§ Direction
Select all lines in the records that include "size".

§ Records for processing
================================

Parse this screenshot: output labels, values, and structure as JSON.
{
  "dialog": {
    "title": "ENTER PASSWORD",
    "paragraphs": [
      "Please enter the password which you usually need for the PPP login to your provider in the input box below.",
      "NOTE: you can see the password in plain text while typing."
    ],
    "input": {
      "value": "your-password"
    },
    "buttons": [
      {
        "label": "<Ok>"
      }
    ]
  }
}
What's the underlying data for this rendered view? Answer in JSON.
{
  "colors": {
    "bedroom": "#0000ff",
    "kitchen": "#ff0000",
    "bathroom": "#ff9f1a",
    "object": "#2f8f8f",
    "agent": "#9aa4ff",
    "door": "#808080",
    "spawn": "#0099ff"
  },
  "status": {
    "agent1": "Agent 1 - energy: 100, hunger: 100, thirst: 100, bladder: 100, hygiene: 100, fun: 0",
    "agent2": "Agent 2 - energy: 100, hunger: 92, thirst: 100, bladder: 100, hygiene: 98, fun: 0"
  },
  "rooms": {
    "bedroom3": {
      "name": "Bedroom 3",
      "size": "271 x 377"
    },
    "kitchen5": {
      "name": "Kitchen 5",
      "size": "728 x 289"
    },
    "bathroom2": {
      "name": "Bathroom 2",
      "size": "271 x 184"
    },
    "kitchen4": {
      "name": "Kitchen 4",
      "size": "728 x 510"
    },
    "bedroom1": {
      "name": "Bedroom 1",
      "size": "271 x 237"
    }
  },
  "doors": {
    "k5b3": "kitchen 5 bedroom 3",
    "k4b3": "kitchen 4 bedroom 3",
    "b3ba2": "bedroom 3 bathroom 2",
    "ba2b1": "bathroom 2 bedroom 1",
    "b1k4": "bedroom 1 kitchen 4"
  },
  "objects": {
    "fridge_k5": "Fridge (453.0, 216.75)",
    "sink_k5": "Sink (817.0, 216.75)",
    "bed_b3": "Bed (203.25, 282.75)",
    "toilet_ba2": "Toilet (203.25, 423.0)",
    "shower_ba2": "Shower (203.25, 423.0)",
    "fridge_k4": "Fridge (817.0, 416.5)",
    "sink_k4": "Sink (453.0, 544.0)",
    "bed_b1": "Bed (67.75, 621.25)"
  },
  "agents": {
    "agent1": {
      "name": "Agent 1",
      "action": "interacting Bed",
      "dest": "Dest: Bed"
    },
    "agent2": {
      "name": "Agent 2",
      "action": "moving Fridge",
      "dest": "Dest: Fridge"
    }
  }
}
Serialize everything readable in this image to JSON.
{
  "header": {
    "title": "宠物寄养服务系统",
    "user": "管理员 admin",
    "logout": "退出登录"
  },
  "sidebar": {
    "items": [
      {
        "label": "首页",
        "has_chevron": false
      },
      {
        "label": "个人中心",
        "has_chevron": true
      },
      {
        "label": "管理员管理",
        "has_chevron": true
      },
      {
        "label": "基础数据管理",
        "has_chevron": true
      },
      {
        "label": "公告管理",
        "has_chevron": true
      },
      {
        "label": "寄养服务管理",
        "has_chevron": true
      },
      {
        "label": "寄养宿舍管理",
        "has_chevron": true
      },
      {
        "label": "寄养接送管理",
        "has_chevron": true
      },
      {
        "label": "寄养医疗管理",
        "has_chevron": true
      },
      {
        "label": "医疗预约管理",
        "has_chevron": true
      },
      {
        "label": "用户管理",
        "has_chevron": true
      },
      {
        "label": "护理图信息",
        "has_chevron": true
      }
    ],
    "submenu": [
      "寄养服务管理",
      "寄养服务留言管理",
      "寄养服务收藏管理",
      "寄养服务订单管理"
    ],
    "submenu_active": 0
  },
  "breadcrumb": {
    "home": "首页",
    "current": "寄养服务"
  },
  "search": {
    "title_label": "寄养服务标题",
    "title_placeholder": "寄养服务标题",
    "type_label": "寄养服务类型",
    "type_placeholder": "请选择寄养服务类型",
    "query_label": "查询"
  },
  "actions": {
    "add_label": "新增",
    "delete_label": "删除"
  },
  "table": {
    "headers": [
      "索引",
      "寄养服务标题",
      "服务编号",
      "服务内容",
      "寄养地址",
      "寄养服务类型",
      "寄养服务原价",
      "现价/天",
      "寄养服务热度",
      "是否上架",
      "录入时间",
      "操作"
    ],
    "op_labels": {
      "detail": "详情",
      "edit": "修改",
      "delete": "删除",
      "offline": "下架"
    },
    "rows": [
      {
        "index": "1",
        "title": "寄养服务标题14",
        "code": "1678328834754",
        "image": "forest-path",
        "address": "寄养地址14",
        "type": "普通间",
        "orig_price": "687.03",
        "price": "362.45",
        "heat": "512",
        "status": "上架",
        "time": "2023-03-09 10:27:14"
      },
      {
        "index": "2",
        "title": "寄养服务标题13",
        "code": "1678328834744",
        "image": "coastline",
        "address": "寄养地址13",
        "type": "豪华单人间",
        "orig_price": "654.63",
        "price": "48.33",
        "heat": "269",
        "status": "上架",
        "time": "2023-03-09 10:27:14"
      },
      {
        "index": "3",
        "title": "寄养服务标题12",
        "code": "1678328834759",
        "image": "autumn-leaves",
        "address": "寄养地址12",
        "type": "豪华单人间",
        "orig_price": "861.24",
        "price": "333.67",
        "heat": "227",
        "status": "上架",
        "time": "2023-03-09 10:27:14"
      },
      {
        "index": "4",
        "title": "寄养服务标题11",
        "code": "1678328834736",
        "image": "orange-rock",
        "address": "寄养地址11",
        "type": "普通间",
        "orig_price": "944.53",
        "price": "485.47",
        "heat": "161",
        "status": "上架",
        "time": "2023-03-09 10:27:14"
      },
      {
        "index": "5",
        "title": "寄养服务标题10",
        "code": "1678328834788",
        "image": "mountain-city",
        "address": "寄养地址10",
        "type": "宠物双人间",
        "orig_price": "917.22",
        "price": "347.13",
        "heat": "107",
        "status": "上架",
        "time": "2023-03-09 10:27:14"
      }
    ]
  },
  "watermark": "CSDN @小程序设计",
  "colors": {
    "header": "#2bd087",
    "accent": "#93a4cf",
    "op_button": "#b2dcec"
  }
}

================================

§ Answer to this exercise
      "size": "271 x 377"
      "size": "728 x 289"
      "size": "271 x 184"
      "size": "728 x 510"
      "size": "271 x 237"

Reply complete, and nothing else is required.